■ **Dataset listings of figures**

BEGIN

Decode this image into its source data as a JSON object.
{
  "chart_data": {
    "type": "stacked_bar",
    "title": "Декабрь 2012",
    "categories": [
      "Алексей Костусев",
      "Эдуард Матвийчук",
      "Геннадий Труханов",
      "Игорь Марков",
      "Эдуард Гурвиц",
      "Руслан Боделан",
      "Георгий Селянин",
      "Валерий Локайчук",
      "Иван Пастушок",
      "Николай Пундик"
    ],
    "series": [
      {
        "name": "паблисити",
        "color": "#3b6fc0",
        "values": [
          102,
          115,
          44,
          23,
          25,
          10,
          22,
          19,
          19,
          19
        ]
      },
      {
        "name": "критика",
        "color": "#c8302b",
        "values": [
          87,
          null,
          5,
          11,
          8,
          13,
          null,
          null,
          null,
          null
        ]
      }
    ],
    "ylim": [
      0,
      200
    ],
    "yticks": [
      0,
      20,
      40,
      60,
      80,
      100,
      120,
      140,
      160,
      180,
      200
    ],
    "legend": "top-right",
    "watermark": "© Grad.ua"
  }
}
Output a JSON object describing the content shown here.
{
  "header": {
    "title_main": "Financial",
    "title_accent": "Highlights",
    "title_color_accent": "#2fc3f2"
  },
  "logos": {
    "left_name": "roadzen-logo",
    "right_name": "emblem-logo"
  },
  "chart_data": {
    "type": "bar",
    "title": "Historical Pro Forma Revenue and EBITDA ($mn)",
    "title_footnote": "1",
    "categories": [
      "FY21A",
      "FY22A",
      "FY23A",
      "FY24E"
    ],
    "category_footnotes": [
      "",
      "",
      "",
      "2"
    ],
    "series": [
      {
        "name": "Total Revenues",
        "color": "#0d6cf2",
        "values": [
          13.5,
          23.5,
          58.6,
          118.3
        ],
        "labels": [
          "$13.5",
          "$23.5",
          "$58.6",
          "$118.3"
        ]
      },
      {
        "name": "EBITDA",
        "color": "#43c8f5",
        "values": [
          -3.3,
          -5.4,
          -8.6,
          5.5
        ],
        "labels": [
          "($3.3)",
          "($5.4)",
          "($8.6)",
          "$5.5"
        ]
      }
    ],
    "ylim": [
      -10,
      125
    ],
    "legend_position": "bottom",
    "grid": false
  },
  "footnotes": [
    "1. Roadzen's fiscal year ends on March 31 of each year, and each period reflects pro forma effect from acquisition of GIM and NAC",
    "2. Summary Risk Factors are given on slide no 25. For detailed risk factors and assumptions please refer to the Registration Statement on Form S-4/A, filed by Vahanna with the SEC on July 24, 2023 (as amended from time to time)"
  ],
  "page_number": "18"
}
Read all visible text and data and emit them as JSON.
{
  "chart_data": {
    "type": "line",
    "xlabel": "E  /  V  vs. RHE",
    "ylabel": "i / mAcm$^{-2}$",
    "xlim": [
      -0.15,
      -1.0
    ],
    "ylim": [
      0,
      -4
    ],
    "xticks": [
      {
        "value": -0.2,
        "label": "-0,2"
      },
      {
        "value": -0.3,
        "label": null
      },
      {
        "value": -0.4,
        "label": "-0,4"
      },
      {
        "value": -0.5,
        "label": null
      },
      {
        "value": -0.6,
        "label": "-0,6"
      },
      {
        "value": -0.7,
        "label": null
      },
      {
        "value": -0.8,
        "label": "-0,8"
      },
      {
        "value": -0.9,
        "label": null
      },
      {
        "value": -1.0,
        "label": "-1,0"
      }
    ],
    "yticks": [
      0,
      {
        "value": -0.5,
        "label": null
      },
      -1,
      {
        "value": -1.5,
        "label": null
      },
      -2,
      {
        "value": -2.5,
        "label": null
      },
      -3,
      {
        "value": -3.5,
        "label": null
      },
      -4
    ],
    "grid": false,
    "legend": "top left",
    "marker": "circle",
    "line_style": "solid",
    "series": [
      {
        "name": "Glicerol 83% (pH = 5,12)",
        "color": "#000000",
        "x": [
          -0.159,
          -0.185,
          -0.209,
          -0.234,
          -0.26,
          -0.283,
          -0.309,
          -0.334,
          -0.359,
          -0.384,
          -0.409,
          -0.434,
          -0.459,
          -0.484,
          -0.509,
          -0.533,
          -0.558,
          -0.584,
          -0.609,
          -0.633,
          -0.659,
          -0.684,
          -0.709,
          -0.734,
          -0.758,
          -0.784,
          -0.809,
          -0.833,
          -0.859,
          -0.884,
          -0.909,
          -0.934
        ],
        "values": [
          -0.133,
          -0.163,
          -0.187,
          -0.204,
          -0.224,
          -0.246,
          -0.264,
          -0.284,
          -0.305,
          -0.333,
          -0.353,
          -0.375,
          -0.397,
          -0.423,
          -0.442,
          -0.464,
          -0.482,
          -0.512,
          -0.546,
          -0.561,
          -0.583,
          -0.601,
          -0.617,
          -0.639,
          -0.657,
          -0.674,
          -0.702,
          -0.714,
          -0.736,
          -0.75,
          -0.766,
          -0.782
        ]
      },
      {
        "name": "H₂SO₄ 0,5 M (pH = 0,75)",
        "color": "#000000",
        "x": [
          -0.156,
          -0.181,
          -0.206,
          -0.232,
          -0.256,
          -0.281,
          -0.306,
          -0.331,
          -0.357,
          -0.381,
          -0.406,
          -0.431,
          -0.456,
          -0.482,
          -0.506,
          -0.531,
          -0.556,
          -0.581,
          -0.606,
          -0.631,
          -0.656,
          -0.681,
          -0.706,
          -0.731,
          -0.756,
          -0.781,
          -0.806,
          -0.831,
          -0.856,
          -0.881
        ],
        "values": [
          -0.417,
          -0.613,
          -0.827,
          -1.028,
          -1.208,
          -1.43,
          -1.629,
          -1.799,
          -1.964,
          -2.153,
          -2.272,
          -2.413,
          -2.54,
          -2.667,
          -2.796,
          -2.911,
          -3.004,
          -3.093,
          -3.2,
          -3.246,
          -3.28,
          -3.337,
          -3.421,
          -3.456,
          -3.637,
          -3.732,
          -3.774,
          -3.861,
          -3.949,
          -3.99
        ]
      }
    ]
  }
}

END

■ **Exercise aim**
Quote every entry exactly.

■ **Result below**
Decode this image into its source data as a JSON object.
{
  "chart_data": {
    "type": "stacked_bar",
    "title": "Декабрь 2012",
    "categories": [
      "Алексей Костусев",
      "Эдуард Матвийчук",
      "Геннадий Труханов",
      "Игорь Марков",
      "Эдуард Гурвиц",
      "Руслан Боделан",
      "Георгий Селянин",
      "Валерий Локайчук",
      "Иван Пастушок",
      "Николай Пундик"
    ],
    "series": [
      {
        "name": "паблисити",
        "color": "#3b6fc0",
        "values": [
          102,
          115,
          44,
          23,
          25,
          10,
          22,
          19,
          19,
          19
        ]
      },
      {
        "name": "критика",
        "color": "#c8302b",
        "values": [
          87,
          null,
          5,
          11,
          8,
          13,
          null,
          null,
          null,
          null
        ]
      }
    ],
    "ylim": [
      0,
      200
    ],
    "yticks": [
      0,
      20,
      40,
      60,
      80,
      100,
      120,
      140,
      160,
      180,
      200
    ],
    "legend": "top-right",
    "watermark": "© Grad.ua"
  }
}
Output a JSON object describing the content shown here.
{
  "header": {
    "title_main": "Financial",
    "title_accent": "Highlights",
    "title_color_accent": "#2fc3f2"
  },
  "logos": {
    "left_name": "roadzen-logo",
    "right_name": "emblem-logo"
  },
  "chart_data": {
    "type": "bar",
    "title": "Historical Pro Forma Revenue and EBITDA ($mn)",
    "title_footnote": "1",
    "categories": [
      "FY21A",
      "FY22A",
      "FY23A",
      "FY24E"
    ],
    "category_footnotes": [
      "",
      "",
      "",
      "2"
    ],
    "series": [
      {
        "name": "Total Revenues",
        "color": "#0d6cf2",
        "values": [
          13.5,
          23.5,
          58.6,
          118.3
        ],
        "labels": [
          "$13.5",
          "$23.5",
          "$58.6",
          "$118.3"
        ]
      },
      {
        "name": "EBITDA",
        "color": "#43c8f5",
        "values": [
          -3.3,
          -5.4,
          -8.6,
          5.5
        ],
        "labels": [
          "($3.3)",
          "($5.4)",
          "($8.6)",
          "$5.5"
        ]
      }
    ],
    "ylim": [
      -10,
      125
    ],
    "legend_position": "bottom",
    "grid": false
  },
  "footnotes": [
    "1. Roadzen's fiscal year ends on March 31 of each year, and each period reflects pro forma effect from acquisition of GIM and NAC",
    "2. Summary Risk Factors are given on slide no 25. For detailed risk factors and assumptions please refer to the Registration Statement on Form S-4/A, filed by Vahanna with the SEC on July 24, 2023 (as amended from time to time)"
  ],
  "page_number": "18"
}
Read all visible text and data and emit them as JSON.
{
  "chart_data": {
    "type": "line",
    "xlabel": "E  /  V  vs. RHE",
    "ylabel": "i / mAcm$^{-2}$",
    "xlim": [
      -0.15,
      -1.0
    ],
    "ylim": [
      0,
      -4
    ],
    "xticks": [
      {
        "value": -0.2,
        "label": "-0,2"
      },
      {
        "value": -0.3,
        "label": null
      },
      {
        "value": -0.4,
        "label": "-0,4"
      },
      {
        "value": -0.5,
        "label": null
      },
      {
        "value": -0.6,
        "label": "-0,6"
      },
      {
        "value": -0.7,
        "label": null
      },
      {
        "value": -0.8,
        "label": "-0,8"
      },
      {
        "value": -0.9,
        "label": null
      },
      {
        "value": -1.0,
        "label": "-1,0"
      }
    ],
    "yticks": [
      0,
      {
        "value": -0.5,
        "label": null
      },
      -1,
      {
        "value": -1.5,
        "label": null
      },
      -2,
      {
        "value": -2.5,
        "label": null
      },
      -3,
      {
        "value": -3.5,
        "label": null
      },
      -4
    ],
    "grid": false,
    "legend": "top left",
    "marker": "circle",
    "line_style": "solid",
    "series": [
      {
        "name": "Glicerol 83% (pH = 5,12)",
        "color": "#000000",
        "x": [
          -0.159,
          -0.185,
          -0.209,
          -0.234,
          -0.26,
          -0.283,
          -0.309,
          -0.334,
          -0.359,
          -0.384,
          -0.409,
          -0.434,
          -0.459,
          -0.484,
          -0.509,
          -0.533,
          -0.558,
          -0.584,
          -0.609,
          -0.633,
          -0.659,
          -0.684,
          -0.709,
          -0.734,
          -0.758,
          -0.784,
          -0.809,
          -0.833,
          -0.859,
          -0.884,
          -0.909,
          -0.934
        ],
        "values": [
          -0.133,
          -0.163,
          -0.187,
          -0.204,
          -0.224,
          -0.246,
          -0.264,
          -0.284,
          -0.305,
          -0.333,
          -0.353,
          -0.375,
          -0.397,
          -0.423,
          -0.442,
          -0.464,
          -0.482,
          -0.512,
          -0.546,
          -0.561,
          -0.583,
          -0.601,
          -0.617,
          -0.639,
          -0.657,
          -0.674,
          -0.702,
          -0.714,
          -0.736,
          -0.75,
          -0.766,
          -0.782
        ]
      },
      {
        "name": "H₂SO₄ 0,5 M (pH = 0,75)",
        "color": "#000000",
        "x": [
          -0.156,
          -0.181,
          -0.206,
          -0.232,
          -0.256,
          -0.281,
          -0.306,
          -0.331,
          -0.357,
          -0.381,
          -0.406,
          -0.431,
          -0.456,
          -0.482,
          -0.506,
          -0.531,
          -0.556,
          -0.581,
          -0.606,
          -0.631,
          -0.656,
          -0.681,
          -0.706,
          -0.731,
          -0.756,
          -0.781,
          -0.806,
          -0.831,
          -0.856,
          -0.881
        ],
        "values": [
          -0.417,
          -0.613,
          -0.827,
          -1.028,
          -1.208,
          -1.43,
          -1.629,
          -1.799,
          -1.964,
          -2.153,
          -2.272,
          -2.413,
          -2.54,
          -2.667,
          -2.796,
          -2.911,
          -3.004,
          -3.093,
          -3.2,
          -3.246,
          -3.28,
          -3.337,
          -3.421,
          -3.456,
          -3.637,
          -3.732,
          -3.774,
          -3.861,
          -3.949,
          -3.99
        ]
      }
    ]
  }
}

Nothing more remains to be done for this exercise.